[WRITTEN REQUEST] Pick every line with "топлива" from the material below.

[ENTRIES SHOWN]
# # #

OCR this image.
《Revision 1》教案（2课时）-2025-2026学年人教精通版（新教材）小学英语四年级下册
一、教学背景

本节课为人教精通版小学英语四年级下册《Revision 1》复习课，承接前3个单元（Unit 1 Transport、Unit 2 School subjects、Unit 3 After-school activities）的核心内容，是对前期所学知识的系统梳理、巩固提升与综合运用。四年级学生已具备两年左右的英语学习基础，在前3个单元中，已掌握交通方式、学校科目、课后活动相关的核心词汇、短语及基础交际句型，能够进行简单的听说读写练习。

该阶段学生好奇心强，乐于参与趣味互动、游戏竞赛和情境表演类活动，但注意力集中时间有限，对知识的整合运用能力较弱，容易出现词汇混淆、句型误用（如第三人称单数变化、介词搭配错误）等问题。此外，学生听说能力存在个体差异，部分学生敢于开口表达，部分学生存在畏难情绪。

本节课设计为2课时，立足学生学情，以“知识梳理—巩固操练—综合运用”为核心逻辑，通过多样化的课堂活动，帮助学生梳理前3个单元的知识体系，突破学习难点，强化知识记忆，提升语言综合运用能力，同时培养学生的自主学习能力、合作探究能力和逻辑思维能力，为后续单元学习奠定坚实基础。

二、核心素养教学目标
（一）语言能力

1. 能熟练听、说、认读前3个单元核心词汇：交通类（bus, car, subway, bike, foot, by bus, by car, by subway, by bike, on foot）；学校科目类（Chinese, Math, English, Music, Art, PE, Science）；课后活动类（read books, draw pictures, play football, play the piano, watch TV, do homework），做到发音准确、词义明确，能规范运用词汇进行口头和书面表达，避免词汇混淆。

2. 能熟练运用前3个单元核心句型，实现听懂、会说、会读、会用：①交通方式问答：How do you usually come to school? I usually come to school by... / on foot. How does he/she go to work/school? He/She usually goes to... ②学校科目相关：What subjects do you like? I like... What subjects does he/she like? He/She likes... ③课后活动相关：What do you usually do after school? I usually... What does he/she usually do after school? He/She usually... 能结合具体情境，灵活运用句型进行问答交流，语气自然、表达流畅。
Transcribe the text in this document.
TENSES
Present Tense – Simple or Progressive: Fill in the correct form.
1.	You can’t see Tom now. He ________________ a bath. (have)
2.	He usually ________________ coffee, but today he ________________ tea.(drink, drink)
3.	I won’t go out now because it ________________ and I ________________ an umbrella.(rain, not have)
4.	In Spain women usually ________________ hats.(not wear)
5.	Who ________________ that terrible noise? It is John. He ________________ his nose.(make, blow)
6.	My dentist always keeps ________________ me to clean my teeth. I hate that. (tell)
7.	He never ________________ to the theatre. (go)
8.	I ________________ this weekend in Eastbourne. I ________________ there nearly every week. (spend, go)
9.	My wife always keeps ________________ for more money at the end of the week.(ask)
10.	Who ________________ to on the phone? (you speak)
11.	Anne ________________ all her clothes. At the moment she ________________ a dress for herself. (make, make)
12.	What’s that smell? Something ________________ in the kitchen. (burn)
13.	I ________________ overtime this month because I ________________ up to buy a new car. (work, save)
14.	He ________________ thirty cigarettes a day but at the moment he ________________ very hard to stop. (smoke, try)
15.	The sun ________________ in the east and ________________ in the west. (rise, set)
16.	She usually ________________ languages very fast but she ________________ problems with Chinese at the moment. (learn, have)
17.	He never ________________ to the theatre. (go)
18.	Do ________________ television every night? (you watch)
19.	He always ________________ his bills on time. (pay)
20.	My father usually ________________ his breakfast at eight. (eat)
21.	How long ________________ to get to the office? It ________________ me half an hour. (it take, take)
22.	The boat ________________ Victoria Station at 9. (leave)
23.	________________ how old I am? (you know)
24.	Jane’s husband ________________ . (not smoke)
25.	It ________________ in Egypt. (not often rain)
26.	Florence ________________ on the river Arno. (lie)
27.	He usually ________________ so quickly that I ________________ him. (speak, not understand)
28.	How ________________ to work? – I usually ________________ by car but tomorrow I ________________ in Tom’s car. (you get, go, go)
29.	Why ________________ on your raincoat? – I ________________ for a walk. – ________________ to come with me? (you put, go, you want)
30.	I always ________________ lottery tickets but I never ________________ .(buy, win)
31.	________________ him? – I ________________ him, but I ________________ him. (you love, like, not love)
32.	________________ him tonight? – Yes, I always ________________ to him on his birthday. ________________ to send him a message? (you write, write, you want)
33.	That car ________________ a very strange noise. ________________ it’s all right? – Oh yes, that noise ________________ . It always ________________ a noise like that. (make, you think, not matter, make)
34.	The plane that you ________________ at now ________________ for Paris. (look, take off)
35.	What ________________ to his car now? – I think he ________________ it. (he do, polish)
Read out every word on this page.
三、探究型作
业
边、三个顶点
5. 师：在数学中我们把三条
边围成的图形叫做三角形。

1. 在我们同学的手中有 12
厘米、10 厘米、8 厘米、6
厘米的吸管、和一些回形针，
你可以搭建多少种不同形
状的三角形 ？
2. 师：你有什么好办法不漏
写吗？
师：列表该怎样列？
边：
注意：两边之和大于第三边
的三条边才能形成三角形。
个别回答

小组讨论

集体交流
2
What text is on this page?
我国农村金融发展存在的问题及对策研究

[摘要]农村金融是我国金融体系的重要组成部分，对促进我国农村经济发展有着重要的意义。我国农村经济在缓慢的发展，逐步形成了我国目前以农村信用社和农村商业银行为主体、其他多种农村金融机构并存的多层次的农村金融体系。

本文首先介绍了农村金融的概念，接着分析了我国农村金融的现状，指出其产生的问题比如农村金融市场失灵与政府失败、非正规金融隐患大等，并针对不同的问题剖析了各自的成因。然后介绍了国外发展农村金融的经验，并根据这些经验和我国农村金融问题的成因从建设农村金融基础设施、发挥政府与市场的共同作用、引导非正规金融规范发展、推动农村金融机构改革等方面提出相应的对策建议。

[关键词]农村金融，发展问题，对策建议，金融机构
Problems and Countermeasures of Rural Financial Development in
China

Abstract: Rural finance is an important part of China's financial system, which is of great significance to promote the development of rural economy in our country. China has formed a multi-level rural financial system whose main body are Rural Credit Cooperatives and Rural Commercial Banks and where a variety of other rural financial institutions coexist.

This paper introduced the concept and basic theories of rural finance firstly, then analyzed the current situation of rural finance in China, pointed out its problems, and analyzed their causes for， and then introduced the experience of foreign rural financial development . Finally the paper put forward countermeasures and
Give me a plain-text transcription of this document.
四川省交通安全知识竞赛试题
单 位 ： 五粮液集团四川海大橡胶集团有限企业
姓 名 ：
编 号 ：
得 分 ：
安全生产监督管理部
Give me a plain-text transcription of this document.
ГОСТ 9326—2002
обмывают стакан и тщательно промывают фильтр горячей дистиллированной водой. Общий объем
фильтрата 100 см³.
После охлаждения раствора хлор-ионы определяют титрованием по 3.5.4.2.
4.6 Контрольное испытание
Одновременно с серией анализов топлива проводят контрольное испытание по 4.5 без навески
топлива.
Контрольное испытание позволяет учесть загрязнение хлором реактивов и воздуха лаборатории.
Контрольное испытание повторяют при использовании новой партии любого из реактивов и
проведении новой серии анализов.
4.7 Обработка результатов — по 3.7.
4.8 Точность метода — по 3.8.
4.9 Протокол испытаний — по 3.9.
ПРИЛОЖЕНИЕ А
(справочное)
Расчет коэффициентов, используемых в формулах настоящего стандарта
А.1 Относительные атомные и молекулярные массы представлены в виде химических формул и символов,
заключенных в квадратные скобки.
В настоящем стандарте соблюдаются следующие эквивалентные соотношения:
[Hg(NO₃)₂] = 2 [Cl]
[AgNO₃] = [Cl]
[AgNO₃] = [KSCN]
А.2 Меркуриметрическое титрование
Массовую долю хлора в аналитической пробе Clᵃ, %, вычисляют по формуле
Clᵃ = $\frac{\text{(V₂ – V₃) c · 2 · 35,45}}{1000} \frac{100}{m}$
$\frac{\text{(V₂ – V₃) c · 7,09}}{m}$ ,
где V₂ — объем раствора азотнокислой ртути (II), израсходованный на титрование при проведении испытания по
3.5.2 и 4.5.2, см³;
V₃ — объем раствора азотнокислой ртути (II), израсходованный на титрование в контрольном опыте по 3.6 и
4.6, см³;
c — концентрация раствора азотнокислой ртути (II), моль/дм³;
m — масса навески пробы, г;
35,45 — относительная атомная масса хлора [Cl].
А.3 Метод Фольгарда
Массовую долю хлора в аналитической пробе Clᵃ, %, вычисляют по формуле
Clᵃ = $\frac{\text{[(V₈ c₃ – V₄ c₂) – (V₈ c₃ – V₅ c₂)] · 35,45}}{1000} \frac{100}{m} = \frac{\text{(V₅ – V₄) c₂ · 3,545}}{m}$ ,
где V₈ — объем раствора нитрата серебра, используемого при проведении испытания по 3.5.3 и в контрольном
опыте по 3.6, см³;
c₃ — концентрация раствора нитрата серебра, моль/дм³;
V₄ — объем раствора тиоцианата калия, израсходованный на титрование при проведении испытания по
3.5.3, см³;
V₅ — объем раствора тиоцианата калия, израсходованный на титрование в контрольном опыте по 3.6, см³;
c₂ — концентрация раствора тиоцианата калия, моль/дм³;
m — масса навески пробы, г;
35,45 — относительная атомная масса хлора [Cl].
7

# # #

[THE REPLY]
Одновременно с серией анализов топлива проводят контрольное испытание по 4.5 без навески
топлива.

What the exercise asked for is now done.